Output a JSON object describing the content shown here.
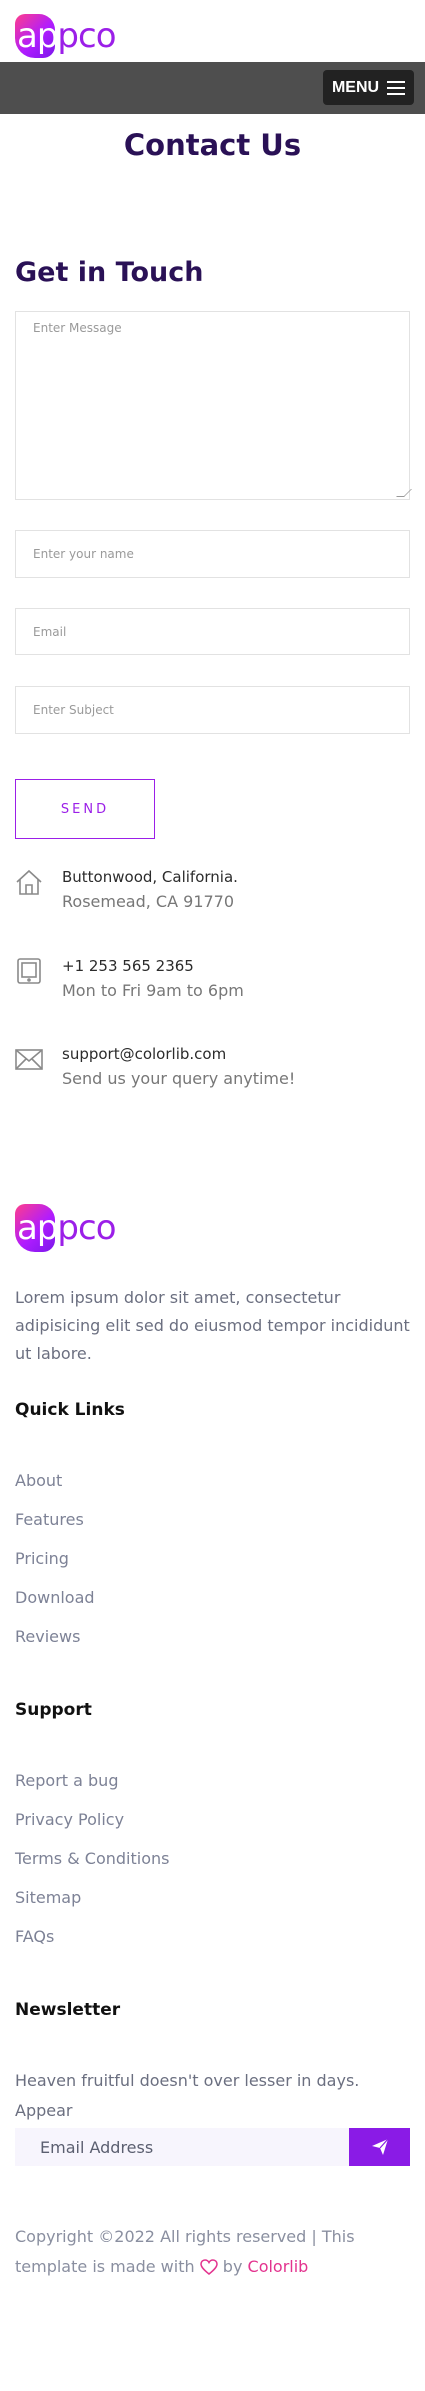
{
  "brand": {
    "logo_part1": "ap",
    "logo_part2": "pco",
    "accent_color": "#9b1fe8",
    "title_color": "#2a1156"
  },
  "nav": {
    "menu_label": "MENU",
    "menu_icon": "hamburger-icon"
  },
  "page": {
    "title": "Contact Us"
  },
  "contact_form": {
    "heading": "Get in Touch",
    "message_placeholder": "Enter Message",
    "name_placeholder": "Enter your name",
    "email_placeholder": "Email",
    "subject_placeholder": "Enter Subject",
    "send_label": "SEND"
  },
  "contact_info": [
    {
      "icon": "home-icon",
      "line1": "Buttonwood, California.",
      "line2": "Rosemead, CA 91770"
    },
    {
      "icon": "tablet-icon",
      "line1": "+1 253 565 2365",
      "line2": "Mon to Fri 9am to 6pm"
    },
    {
      "icon": "email-icon",
      "line1": "support@colorlib.com",
      "line2": "Send us your query anytime!"
    }
  ],
  "footer": {
    "about": "Lorem ipsum dolor sit amet, consectetur adipisicing elit sed do eiusmod tempor incididunt ut labore.",
    "quick_links": {
      "heading": "Quick Links",
      "items": [
        "About",
        "Features",
        "Pricing",
        "Download",
        "Reviews"
      ]
    },
    "support": {
      "heading": "Support",
      "items": [
        "Report a bug",
        "Privacy Policy",
        "Terms & Conditions",
        "Sitemap",
        "FAQs"
      ]
    },
    "newsletter": {
      "heading": "Newsletter",
      "text": "Heaven fruitful doesn't over lesser in days. Appear",
      "input_placeholder": "Email Address",
      "submit_icon": "paper-plane-icon"
    },
    "copyright": {
      "text_before": "Copyright ©2022 All rights reserved | This template is made with",
      "heart_icon": "heart-icon",
      "text_by": "by",
      "credit": "Colorlib",
      "credit_color": "#e3348f"
    }
  }
}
☆ ☆ ☆ ☆ ☆ ☆ ☆
[CHALLENGE]
Copy each line exactly, and leave the pictures out of your copy.

[SOLVED PROBLEM]
Output a JSON object describing the content shown here.
{
  "brand": {
    "logo_part1": "ap",
    "logo_part2": "pco",
    "accent_color": "#9b1fe8",
    "title_color": "#2a1156"
  },
  "nav": {
    "menu_label": "MENU",
    "menu_icon": "hamburger-icon"
  },
  "page": {
    "title": "Contact Us"
  },
  "contact_form": {
    "heading": "Get in Touch",
    "message_placeholder": "Enter Message",
    "name_placeholder": "Enter your name",
    "email_placeholder": "Email",
    "subject_placeholder": "Enter Subject",
    "send_label": "SEND"
  },
  "contact_info": [
    {
      "icon": "home-icon",
      "line1": "Buttonwood, California.",
      "line2": "Rosemead, CA 91770"
    },
    {
      "icon": "tablet-icon",
      "line1": "+1 253 565 2365",
      "line2": "Mon to Fri 9am to 6pm"
    },
    {
      "icon": "email-icon",
      "line1": "support@colorlib.com",
      "line2": "Send us your query anytime!"
    }
  ],
  "footer": {
    "about": "Lorem ipsum dolor sit amet, consectetur adipisicing elit sed do eiusmod tempor incididunt ut labore.",
    "quick_links": {
      "heading": "Quick Links",
      "items": [
        "About",
        "Features",
        "Pricing",
        "Download",
        "Reviews"
      ]
    },
    "support": {
      "heading": "Support",
      "items": [
        "Report a bug",
        "Privacy Policy",
        "Terms & Conditions",
        "Sitemap",
        "FAQs"
      ]
    },
    "newsletter": {
      "heading": "Newsletter",
      "text": "Heaven fruitful doesn't over lesser in days. Appear",
      "input_placeholder": "Email Address",
      "submit_icon": "paper-plane-icon"
    },
    "copyright": {
      "text_before": "Copyright ©2022 All rights reserved | This template is made with",
      "heart_icon": "heart-icon",
      "text_by": "by",
      "credit": "Colorlib",
      "credit_color": "#e3348f"
    }
  }
}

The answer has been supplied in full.